■ What this task involves ■
Below are some records. How many of their lines contain the string "value"? Give the number only.

■ Supplied data ■
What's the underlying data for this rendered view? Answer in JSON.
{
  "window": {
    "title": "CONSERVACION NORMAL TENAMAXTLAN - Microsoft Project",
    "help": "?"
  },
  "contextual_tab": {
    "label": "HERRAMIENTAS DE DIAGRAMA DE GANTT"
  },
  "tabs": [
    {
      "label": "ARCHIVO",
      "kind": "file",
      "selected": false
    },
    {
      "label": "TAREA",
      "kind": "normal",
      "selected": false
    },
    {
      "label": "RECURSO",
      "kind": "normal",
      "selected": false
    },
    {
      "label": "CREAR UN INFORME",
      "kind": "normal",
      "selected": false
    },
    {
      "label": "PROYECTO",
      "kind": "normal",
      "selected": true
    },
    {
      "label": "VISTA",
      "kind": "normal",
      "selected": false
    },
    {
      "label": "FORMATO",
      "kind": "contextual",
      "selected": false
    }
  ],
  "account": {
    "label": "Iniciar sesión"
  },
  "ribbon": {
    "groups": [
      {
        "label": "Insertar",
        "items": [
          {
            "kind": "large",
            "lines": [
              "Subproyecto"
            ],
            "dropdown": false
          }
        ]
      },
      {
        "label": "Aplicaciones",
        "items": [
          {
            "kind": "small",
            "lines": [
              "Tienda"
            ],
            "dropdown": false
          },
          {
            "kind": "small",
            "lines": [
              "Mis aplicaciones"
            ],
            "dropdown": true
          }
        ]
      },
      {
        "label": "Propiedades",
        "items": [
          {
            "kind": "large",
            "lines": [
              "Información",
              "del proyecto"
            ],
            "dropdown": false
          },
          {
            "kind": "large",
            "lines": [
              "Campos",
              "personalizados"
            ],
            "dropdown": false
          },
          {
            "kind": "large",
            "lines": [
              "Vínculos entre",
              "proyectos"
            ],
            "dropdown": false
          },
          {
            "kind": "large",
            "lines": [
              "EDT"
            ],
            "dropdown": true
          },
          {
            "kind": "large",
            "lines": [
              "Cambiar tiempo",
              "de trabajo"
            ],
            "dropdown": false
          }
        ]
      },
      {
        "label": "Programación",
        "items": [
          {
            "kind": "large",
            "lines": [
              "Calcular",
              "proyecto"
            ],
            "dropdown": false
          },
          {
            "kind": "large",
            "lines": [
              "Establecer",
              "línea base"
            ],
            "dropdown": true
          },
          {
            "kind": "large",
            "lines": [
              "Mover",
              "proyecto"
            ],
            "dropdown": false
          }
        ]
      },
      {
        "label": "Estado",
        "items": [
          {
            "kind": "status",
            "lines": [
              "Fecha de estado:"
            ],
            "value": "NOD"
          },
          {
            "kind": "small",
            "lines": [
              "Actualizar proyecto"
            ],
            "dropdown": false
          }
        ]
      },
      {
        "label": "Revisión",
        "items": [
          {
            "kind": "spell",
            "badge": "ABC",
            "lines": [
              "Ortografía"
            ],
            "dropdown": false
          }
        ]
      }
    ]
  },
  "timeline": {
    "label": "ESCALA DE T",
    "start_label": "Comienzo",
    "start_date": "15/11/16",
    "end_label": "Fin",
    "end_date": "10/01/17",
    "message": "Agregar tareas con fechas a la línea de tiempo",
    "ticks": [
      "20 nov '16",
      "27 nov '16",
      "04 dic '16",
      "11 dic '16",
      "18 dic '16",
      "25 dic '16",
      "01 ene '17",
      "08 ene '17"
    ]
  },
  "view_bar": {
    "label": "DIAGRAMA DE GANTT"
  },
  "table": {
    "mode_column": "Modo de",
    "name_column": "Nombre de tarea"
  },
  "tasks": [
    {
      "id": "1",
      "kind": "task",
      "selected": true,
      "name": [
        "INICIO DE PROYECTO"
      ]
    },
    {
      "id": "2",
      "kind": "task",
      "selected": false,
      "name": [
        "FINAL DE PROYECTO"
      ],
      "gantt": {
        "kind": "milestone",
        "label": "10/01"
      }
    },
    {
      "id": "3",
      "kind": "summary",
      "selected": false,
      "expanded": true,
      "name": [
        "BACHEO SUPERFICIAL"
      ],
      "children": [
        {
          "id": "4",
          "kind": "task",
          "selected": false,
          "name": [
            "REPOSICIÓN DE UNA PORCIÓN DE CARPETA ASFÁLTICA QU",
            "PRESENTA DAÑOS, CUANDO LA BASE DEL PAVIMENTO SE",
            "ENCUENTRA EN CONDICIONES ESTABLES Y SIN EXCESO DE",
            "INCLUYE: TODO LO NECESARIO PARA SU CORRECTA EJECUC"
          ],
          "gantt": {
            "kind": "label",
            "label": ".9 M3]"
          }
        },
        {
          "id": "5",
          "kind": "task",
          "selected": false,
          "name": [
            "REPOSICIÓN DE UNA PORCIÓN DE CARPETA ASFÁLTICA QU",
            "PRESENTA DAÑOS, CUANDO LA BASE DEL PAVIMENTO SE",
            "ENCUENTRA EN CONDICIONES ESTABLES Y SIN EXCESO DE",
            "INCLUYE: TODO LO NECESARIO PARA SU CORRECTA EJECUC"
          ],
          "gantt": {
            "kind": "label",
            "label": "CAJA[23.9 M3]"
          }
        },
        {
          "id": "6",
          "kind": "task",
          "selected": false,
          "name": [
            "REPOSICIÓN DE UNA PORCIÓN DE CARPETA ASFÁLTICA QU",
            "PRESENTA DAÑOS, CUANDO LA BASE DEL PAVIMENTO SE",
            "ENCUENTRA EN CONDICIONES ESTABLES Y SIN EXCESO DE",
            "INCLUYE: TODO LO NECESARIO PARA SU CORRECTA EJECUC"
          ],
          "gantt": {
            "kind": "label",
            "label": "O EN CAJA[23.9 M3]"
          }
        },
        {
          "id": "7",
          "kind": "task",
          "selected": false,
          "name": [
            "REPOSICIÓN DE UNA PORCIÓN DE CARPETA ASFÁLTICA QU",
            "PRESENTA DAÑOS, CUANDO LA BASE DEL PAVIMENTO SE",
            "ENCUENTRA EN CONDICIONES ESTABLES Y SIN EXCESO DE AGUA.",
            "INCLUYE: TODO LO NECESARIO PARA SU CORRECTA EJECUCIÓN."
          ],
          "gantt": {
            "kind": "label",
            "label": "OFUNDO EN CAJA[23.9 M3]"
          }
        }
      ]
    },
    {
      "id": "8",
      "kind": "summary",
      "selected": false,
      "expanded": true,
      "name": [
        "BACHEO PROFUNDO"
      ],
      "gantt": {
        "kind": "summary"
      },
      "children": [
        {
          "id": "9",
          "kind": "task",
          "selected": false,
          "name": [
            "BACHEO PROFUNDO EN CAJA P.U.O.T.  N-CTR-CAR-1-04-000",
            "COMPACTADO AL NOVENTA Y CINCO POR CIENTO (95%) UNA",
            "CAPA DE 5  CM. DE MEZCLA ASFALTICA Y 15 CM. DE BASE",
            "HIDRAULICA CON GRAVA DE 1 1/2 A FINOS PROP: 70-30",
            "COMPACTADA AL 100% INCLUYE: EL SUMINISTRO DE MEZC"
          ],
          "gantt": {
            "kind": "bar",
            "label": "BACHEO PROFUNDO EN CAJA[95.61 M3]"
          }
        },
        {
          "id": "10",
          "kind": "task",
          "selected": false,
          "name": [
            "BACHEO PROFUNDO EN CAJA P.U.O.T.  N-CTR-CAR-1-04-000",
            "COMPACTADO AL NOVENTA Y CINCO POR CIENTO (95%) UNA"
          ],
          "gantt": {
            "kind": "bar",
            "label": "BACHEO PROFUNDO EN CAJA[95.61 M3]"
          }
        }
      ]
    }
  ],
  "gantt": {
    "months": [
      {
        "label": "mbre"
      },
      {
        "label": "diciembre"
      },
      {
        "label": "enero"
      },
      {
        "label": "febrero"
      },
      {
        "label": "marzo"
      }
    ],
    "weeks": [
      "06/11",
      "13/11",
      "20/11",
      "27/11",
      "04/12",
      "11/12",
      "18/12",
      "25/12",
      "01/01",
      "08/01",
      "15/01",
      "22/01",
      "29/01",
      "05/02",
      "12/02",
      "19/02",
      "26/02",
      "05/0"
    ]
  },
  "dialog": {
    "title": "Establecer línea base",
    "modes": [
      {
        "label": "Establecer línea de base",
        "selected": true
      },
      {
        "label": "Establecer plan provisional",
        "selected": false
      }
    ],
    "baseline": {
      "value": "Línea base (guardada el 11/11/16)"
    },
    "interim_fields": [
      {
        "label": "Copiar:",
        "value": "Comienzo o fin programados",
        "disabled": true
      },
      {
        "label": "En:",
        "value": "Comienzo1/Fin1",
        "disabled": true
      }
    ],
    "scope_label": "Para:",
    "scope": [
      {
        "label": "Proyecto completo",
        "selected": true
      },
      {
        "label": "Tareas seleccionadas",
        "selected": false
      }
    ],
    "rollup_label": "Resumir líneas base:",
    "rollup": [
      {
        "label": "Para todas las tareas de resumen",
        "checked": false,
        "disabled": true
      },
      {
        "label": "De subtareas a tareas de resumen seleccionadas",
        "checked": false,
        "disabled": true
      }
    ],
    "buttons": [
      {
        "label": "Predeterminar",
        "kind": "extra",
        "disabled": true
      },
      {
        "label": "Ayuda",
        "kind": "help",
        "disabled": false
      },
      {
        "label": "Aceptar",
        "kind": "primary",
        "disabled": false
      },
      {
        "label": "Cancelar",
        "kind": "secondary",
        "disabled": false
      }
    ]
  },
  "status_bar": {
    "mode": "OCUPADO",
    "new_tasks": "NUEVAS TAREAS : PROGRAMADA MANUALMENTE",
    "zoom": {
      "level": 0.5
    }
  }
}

■ Solution below ■
4